• TO BE DONE: Format the lines in the entries below as a JSON list of strings, one string per line and no blank lines, starting at the line containing "mass_vs_Z-grid (83, 891, 205, 1107)" and ending at the line containing "spectrum-xlabel: wavelength [Angstrom, rest", both included.

BEGIN MATERIAL FOR THIS EXERCISE

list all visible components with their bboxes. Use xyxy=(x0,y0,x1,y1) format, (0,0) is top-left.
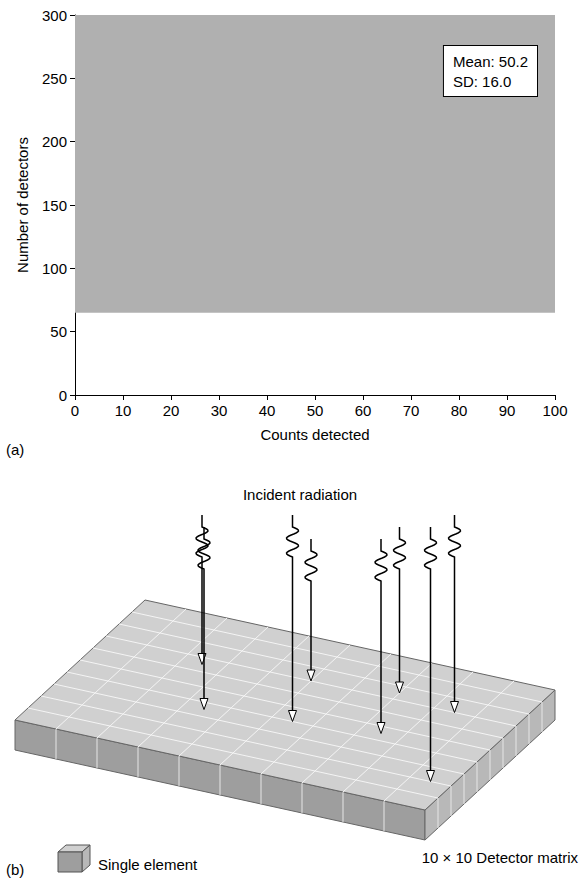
svg-text:50: 50 xyxy=(50,323,67,340)
svg-text:50: 50 xyxy=(307,402,324,419)
svg-text:Incident radiation: Incident radiation xyxy=(243,486,357,503)
svg-text:150: 150 xyxy=(42,197,67,214)
svg-text:10 × 10 Detector matrix: 10 × 10 Detector matrix xyxy=(422,849,579,866)
svg-text:300: 300 xyxy=(42,7,67,24)
svg-text:SD: 16.0: SD: 16.0 xyxy=(453,73,511,90)
svg-text:0: 0 xyxy=(71,402,79,419)
svg-text:(b): (b) xyxy=(6,861,24,878)
svg-text:100: 100 xyxy=(542,402,567,419)
svg-text:80: 80 xyxy=(451,402,468,419)
svg-text:Counts detected: Counts detected xyxy=(260,426,369,443)
svg-text:(a): (a) xyxy=(6,441,24,458)
svg-text:0: 0 xyxy=(59,387,67,404)
svg-text:90: 90 xyxy=(499,402,516,419)
svg-text:10: 10 xyxy=(115,402,132,419)
svg-text:40: 40 xyxy=(259,402,276,419)
svg-text:30: 30 xyxy=(211,402,228,419)
svg-text:70: 70 xyxy=(403,402,420,419)
svg-text:200: 200 xyxy=(42,133,67,150)
svg-text:Single element: Single element xyxy=(98,856,198,873)
svg-text:Mean: 50.2: Mean: 50.2 xyxy=(453,53,528,70)
svg-text:100: 100 xyxy=(42,260,67,277)
svg-text:20: 20 xyxy=(163,402,180,419)
svg-text:Number of detectors: Number of detectors xyxy=(14,137,31,273)
svg-text:60: 60 xyxy=(355,402,372,419)
svg-text:250: 250 xyxy=(42,70,67,87)
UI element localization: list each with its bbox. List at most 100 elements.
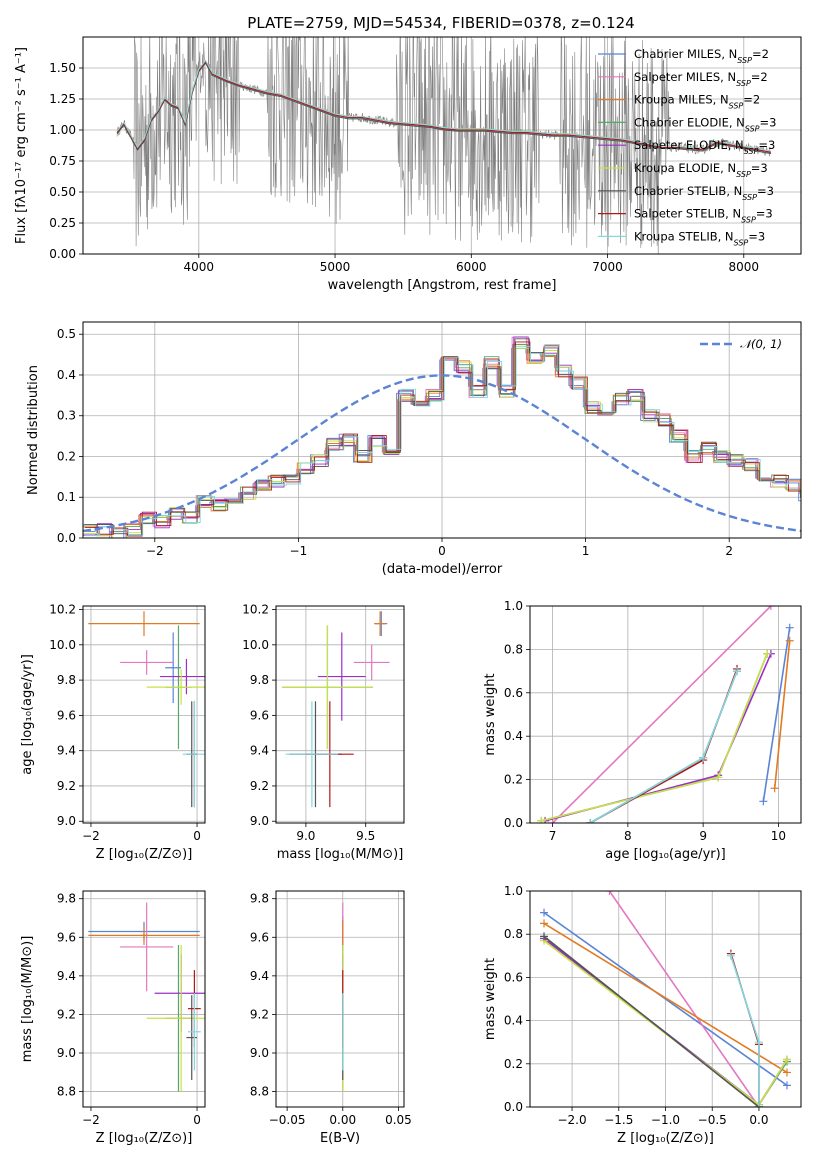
mass_vs_Z-grid (83, 891, 205, 1107)
age_vs_Z-xtick-label: −2 (82, 829, 100, 843)
weight-series-kroupa-miles (540, 919, 791, 1077)
age_vs_Z-ytick-label: 10.2 (49, 603, 76, 617)
gaussian-curve (83, 374, 801, 533)
mass_vs_ebv-ytick-label: 9.4 (250, 969, 269, 983)
weight-point-marker (605, 891, 614, 895)
legend-suffix: =3 (748, 229, 765, 243)
weight_vs_age-frame (529, 605, 802, 824)
weight-point-marker (782, 1055, 791, 1064)
legend-subscript: SSP (737, 56, 752, 65)
weight_vs_age-xtick-label: 9 (699, 829, 707, 843)
weight-series-kroupa-stelib (586, 667, 742, 823)
weight_vs_age-xtick-label: 10 (771, 829, 786, 843)
weight-point-marker (754, 1103, 763, 1107)
errorbar-salpeter-elodie (159, 658, 205, 695)
legend-suffix: =2 (752, 47, 769, 61)
weight-point-marker (726, 951, 735, 960)
residuals-ytick-label: 0.0 (57, 531, 76, 545)
spectrum-panel: 4000 5000 6000 7000 8000 0.00 0.25 0.50 0.75 1.00… (14, 36, 802, 293)
errorbar-salpeter-miles (120, 650, 174, 675)
mass_vs_Z-ytick-label: 9.2 (57, 1007, 76, 1021)
mass_vs_ebv-xtick-label: −0.05 (269, 1113, 306, 1127)
legend-subscript: SSP (744, 147, 759, 156)
spectrum-xlabel: wavelength [Angstrom, rest frame] (328, 278, 557, 293)
legend-entry: Salpeter STELIB, NSSP=3 (634, 207, 773, 225)
residuals-xtick-label: 2 (725, 544, 733, 558)
weight-point-marker (699, 753, 708, 762)
spectrum-ytick-label: 1.00 (49, 123, 76, 137)
mass_vs_ebv-ytick-label: 8.8 (250, 1085, 269, 1099)
errorbar-kroupa-elodie (146, 669, 205, 705)
weight_vs_Z-ylabel: mass weight (483, 958, 498, 1040)
errorbar-kroupa-elodie (146, 945, 205, 1092)
residuals-xlabel: (data-model)/error (382, 562, 503, 577)
weight_vs_Z-xtick-label: −0.5 (698, 1113, 727, 1127)
mass_vs_Z-ytick-label: 9.6 (57, 930, 76, 944)
age_vs_Z-ytick-label: 9.8 (57, 673, 76, 687)
mass_vs_ebv-ytick-label: 9.6 (250, 930, 269, 944)
weight_vs_age-ytick-label: 0.6 (504, 686, 523, 700)
weight_vs_age-ytick-label: 0.2 (504, 773, 523, 787)
legend-entry: Chabrier STELIB, NSSP=3 (634, 184, 774, 202)
mass_vs_Z-ytick-label: 9.8 (57, 892, 76, 906)
errorbar-kroupa-stelib (182, 701, 205, 808)
legend-entry: Salpeter MILES, NSSP=2 (634, 70, 768, 88)
residual-histogram-salpeter-elodie (83, 336, 801, 538)
weight-series-kroupa-stelib (726, 951, 763, 1107)
weight_vs_age-ytick-label: 1.0 (504, 599, 523, 613)
weight_vs_Z-xtick-label: 0.0 (749, 1113, 768, 1127)
errorbar-chabrier-stelib (186, 995, 198, 1080)
weight-point-marker (782, 1081, 791, 1090)
age_vs_mass-grid (276, 606, 404, 823)
residual-histogram-chabrier-stelib (84, 338, 801, 536)
weight_vs_Z-xtick-label: −1.5 (604, 1113, 633, 1127)
weight-line (762, 627, 791, 802)
legend-suffix: =2 (743, 93, 760, 107)
errorbar-kroupa-stelib (188, 993, 201, 1071)
legend-subscript: SSP (734, 238, 749, 247)
residual-histogram-kroupa-elodie (83, 347, 801, 538)
mass-vs-ebv-panel: −0.05 0.00 0.05 8.8 9.0 9.2 9.4 9.6 9.8 E(B-V) (250, 890, 412, 1146)
weight-series-chabrier-miles (759, 623, 794, 806)
age_vs_Z-ytick-label: 9.4 (57, 744, 76, 758)
mass_vs_Z-xlabel: Z [log₁₀(Z/Z⊙)] (96, 1131, 193, 1146)
legend-label: Kroupa MILES, N (634, 93, 729, 107)
legend-label: Kroupa ELODIE, N (634, 161, 736, 175)
mass_vs_ebv-xlabel: E(B-V) (320, 1131, 360, 1146)
mass_vs_Z-ytick-label: 9.4 (57, 969, 76, 983)
legend-subscript: SSP (729, 101, 744, 110)
weight-point-marker (782, 1068, 791, 1077)
weight-series-kroupa-elodie (537, 649, 772, 823)
residuals-xtick-label: −1 (290, 544, 308, 558)
residuals-frame (82, 321, 802, 539)
spectrum-ylabel: Flux [fλ10⁻¹⁷ erg cm⁻² s⁻¹ A⁻¹] (14, 47, 29, 244)
errorbar-salpeter-elodie (317, 632, 366, 721)
errorbar-salpeter-miles (120, 902, 174, 992)
age-vs-mass-panel: 9.0 9.5 9.0 9.2 9.4 9.6 9.8 10.0 10.2 mass [log₁₀… (242, 603, 405, 862)
weight_vs_age-xlabel: age [log₁₀(age/yr)] (605, 847, 726, 862)
spectrum-ytick-label: 1.25 (49, 92, 76, 106)
mass_vs_ebv-ytick-label: 9.8 (250, 892, 269, 906)
weight-point-marker (540, 919, 549, 928)
errorbar-kroupa-elodie (281, 625, 373, 749)
legend-suffix: =3 (751, 161, 768, 175)
legend-label: Salpeter MILES, N (634, 70, 736, 84)
weight_vs_age-xtick-label: 7 (549, 829, 557, 843)
weight-point-marker (785, 623, 794, 632)
legend-suffix: =2 (751, 70, 768, 84)
age_vs_mass-frame (275, 605, 405, 824)
weight-series-salpeter-miles (548, 606, 775, 823)
mass_vs_Z-frame (82, 890, 206, 1108)
legend-subscript: SSP (742, 192, 757, 201)
weight-point-marker (586, 819, 595, 823)
age_vs_mass-ytick-label: 9.8 (250, 673, 269, 687)
weight-line (543, 922, 788, 1074)
weight-point-marker (785, 636, 794, 645)
legend-suffix: =3 (757, 184, 774, 198)
age_vs_mass-ytick-label: 9.2 (250, 779, 269, 793)
age_vs_mass-ytick-label: 10.0 (242, 638, 269, 652)
weight-vs-age-panel: 7 8 9 10 0.0 0.2 0.4 0.6 0.8 1.0 age [log₁₀(age/yr… (483, 599, 802, 862)
weight_vs_age-ylabel: mass weight (483, 673, 498, 755)
model-spectrum-chabrier-stelib (116, 62, 772, 155)
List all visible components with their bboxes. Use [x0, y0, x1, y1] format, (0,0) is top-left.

END MATERIAL FOR THIS EXERCISE

• REPLY TO THE TASK:
[
  "mass_vs_Z-grid (83, 891, 205, 1107)",
  "age_vs_Z-xtick-label: −2 (82, 829, 100, 843)",
  "weight-series-kroupa-miles (540, 919, 791, 1077)",
  "age_vs_Z-ytick-label: 10.2 (49, 603, 76, 617)",
  "gaussian-curve (83, 374, 801, 533)",
  "mass_vs_ebv-ytick-label: 9.4 (250, 969, 269, 983)",
  "weight-point-marker (605, 891, 614, 895)",
  "legend-suffix: =3 (748, 229, 765, 243)",
  "weight_vs_age-frame (529, 605, 802, 824)",
  "weight-point-marker (782, 1055, 791, 1064)",
  "legend-subscript: SSP (737, 56, 752, 65)",
  "weight_vs_age-xtick-label: 9 (699, 829, 707, 843)",
  "weight-series-kroupa-stelib (586, 667, 742, 823)",
  "weight_vs_age-xtick-label: 10 (771, 829, 786, 843)",
  "weight-point-marker (754, 1103, 763, 1107)",
  "errorbar-salpeter-elodie (159, 658, 205, 695)",
  "legend-suffix: =2 (752, 47, 769, 61)",
  "weight-point-marker (726, 951, 735, 960)",
  "residuals-ytick-label: 0.0 (57, 531, 76, 545)",
  "spectrum-panel: 4000 5000 6000 7000 8000 0.00 0.25 0.50 0.75 1.00… (14, 36, 802, 293)",
  "errorbar-salpeter-miles (120, 650, 174, 675)",
  "mass_vs_Z-ytick-label: 9.2 (57, 1007, 76, 1021)",
  "mass_vs_ebv-xtick-label: −0.05 (269, 1113, 306, 1127)",
  "legend-subscript: SSP (744, 147, 759, 156)",
  "spectrum-xlabel: wavelength [Angstrom, rest frame] (328, 278, 557, 293)"
]